TASK DETAILS
Below are some entries. Output each one exactly as it appears.

RECORDS SUPPLIED
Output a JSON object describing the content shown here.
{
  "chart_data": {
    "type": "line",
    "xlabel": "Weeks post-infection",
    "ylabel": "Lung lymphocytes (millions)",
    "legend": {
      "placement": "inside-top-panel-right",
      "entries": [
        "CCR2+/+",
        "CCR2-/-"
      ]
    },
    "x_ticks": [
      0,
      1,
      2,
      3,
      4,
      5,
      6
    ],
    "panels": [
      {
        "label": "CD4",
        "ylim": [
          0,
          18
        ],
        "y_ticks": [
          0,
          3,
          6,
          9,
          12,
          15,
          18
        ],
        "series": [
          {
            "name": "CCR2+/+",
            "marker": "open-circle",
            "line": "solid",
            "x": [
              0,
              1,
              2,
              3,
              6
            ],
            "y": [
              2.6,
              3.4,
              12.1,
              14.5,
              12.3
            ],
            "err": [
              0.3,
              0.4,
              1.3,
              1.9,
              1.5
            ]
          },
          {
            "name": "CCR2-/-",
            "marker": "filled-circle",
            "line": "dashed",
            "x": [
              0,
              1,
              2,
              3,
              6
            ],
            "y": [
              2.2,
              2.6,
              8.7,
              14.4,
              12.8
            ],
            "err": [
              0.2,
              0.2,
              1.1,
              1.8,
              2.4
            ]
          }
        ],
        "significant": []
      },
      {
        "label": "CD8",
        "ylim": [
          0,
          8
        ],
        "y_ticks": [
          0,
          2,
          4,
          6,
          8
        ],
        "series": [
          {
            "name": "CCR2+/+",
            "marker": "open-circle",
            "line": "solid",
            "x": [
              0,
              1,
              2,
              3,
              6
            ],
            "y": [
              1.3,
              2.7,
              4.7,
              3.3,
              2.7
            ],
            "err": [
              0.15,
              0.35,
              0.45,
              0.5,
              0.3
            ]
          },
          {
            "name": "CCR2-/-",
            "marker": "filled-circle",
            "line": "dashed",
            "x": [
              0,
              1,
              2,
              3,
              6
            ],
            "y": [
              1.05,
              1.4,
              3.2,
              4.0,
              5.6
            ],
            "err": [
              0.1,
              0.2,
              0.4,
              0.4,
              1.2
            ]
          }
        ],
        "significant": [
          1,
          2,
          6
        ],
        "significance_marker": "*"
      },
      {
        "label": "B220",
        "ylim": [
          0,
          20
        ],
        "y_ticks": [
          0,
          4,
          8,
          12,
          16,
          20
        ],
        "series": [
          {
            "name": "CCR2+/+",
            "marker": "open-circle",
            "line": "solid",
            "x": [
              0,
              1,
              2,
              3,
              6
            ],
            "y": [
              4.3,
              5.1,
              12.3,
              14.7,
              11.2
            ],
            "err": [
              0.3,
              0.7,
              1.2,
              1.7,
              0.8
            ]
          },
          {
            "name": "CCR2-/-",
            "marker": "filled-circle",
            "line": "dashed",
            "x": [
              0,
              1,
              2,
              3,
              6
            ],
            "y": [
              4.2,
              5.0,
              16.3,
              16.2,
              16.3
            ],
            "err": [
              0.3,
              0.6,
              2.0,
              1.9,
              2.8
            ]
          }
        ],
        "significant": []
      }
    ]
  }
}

OUTPUT BELOW
Output a JSON object describing the content shown here.
{
  "chart_data": {
    "type": "line",
    "xlabel": "Weeks post-infection",
    "ylabel": "Lung lymphocytes (millions)",
    "legend": {
      "placement": "inside-top-panel-right",
      "entries": [
        "CCR2+/+",
        "CCR2-/-"
      ]
    },
    "x_ticks": [
      0,
      1,
      2,
      3,
      4,
      5,
      6
    ],
    "panels": [
      {
        "label": "CD4",
        "ylim": [
          0,
          18
        ],
        "y_ticks": [
          0,
          3,
          6,
          9,
          12,
          15,
          18
        ],
        "series": [
          {
            "name": "CCR2+/+",
            "marker": "open-circle",
            "line": "solid",
            "x": [
              0,
              1,
              2,
              3,
              6
            ],
            "y": [
              2.6,
              3.4,
              12.1,
              14.5,
              12.3
            ],
            "err": [
              0.3,
              0.4,
              1.3,
              1.9,
              1.5
            ]
          },
          {
            "name": "CCR2-/-",
            "marker": "filled-circle",
            "line": "dashed",
            "x": [
              0,
              1,
              2,
              3,
              6
            ],
            "y": [
              2.2,
              2.6,
              8.7,
              14.4,
              12.8
            ],
            "err": [
              0.2,
              0.2,
              1.1,
              1.8,
              2.4
            ]
          }
        ],
        "significant": []
      },
      {
        "label": "CD8",
        "ylim": [
          0,
          8
        ],
        "y_ticks": [
          0,
          2,
          4,
          6,
          8
        ],
        "series": [
          {
            "name": "CCR2+/+",
            "marker": "open-circle",
            "line": "solid",
            "x": [
              0,
              1,
              2,
              3,
              6
            ],
            "y": [
              1.3,
              2.7,
              4.7,
              3.3,
              2.7
            ],
            "err": [
              0.15,
              0.35,
              0.45,
              0.5,
              0.3
            ]
          },
          {
            "name": "CCR2-/-",
            "marker": "filled-circle",
            "line": "dashed",
            "x": [
              0,
              1,
              2,
              3,
              6
            ],
            "y": [
              1.05,
              1.4,
              3.2,
              4.0,
              5.6
            ],
            "err": [
              0.1,
              0.2,
              0.4,
              0.4,
              1.2
            ]
          }
        ],
        "significant": [
          1,
          2,
          6
        ],
        "significance_marker": "*"
      },
      {
        "label": "B220",
        "ylim": [
          0,
          20
        ],
        "y_ticks": [
          0,
          4,
          8,
          12,
          16,
          20
        ],
        "series": [
          {
            "name": "CCR2+/+",
            "marker": "open-circle",
            "line": "solid",
            "x": [
              0,
              1,
              2,
              3,
              6
            ],
            "y": [
              4.3,
              5.1,
              12.3,
              14.7,
              11.2
            ],
            "err": [
              0.3,
              0.7,
              1.2,
              1.7,
              0.8
            ]
          },
          {
            "name": "CCR2-/-",
            "marker": "filled-circle",
            "line": "dashed",
            "x": [
              0,
              1,
              2,
              3,
              6
            ],
            "y": [
              4.2,
              5.0,
              16.3,
              16.2,
              16.3
            ],
            "err": [
              0.3,
              0.6,
              2.0,
              1.9,
              2.8
            ]
          }
        ],
        "significant": []
      }
    ]
  }
}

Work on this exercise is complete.